--- begin Data to process ---

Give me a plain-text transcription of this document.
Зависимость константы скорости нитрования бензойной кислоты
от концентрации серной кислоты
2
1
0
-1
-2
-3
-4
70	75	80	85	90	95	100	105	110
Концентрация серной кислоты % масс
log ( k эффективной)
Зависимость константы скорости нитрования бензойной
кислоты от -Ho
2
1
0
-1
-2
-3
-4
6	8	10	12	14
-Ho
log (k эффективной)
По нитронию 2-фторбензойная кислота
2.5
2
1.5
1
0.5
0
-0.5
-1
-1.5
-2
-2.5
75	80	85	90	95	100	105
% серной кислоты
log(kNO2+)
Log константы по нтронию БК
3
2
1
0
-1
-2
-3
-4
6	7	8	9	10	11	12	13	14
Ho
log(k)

--- end Data to process ---

> **Instruction**
Find every line with "Зависимость" in the listing and state how many there are, nothing else.

> **Written answer**
2